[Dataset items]

________________

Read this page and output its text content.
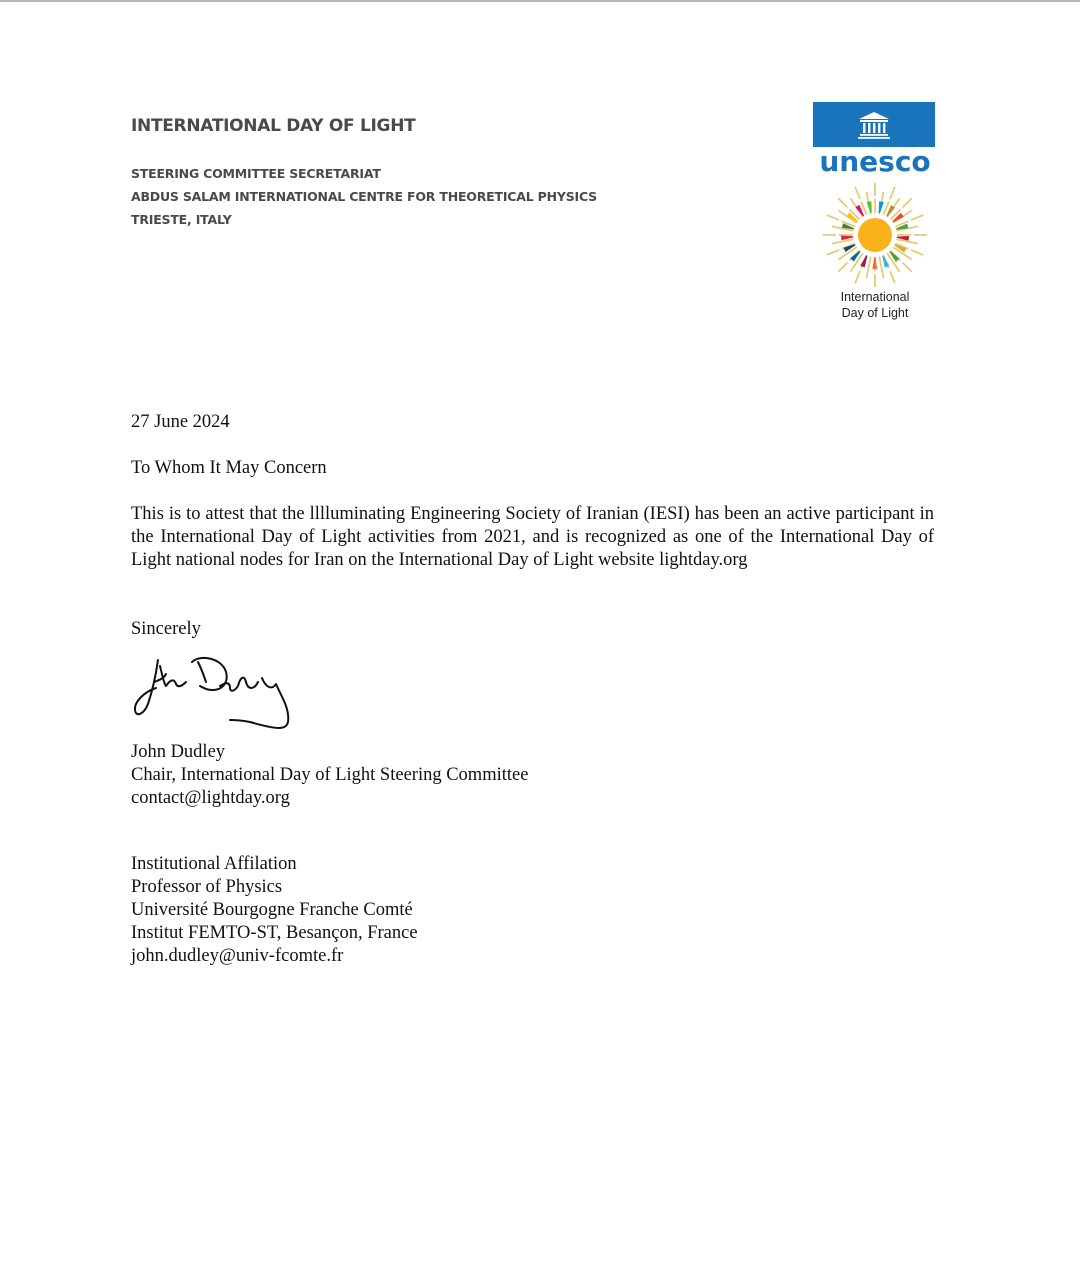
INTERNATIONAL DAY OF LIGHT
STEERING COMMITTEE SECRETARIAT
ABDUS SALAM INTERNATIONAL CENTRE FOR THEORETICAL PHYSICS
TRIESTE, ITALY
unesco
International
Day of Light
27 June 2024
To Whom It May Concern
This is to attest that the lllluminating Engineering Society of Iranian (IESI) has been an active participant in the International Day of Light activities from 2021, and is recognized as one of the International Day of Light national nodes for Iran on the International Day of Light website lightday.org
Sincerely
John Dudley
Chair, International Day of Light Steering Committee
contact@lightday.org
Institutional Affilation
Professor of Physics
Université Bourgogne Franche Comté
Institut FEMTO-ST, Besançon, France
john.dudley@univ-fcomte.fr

________________

→ EXERCISE BRIEF:
Leave out the pictures and print each record exactly as it stands.

→ REPLY TO THE TASK:
Read this page and output its text content.
INTERNATIONAL DAY OF LIGHT
STEERING COMMITTEE SECRETARIAT
ABDUS SALAM INTERNATIONAL CENTRE FOR THEORETICAL PHYSICS
TRIESTE, ITALY
unesco
International
Day of Light
27 June 2024
To Whom It May Concern
This is to attest that the lllluminating Engineering Society of Iranian (IESI) has been an active participant in the International Day of Light activities from 2021, and is recognized as one of the International Day of Light national nodes for Iran on the International Day of Light website lightday.org
Sincerely
John Dudley
Chair, International Day of Light Steering Committee
contact@lightday.org
Institutional Affilation
Professor of Physics
Université Bourgogne Franche Comté
Institut FEMTO-ST, Besançon, France
john.dudley@univ-fcomte.fr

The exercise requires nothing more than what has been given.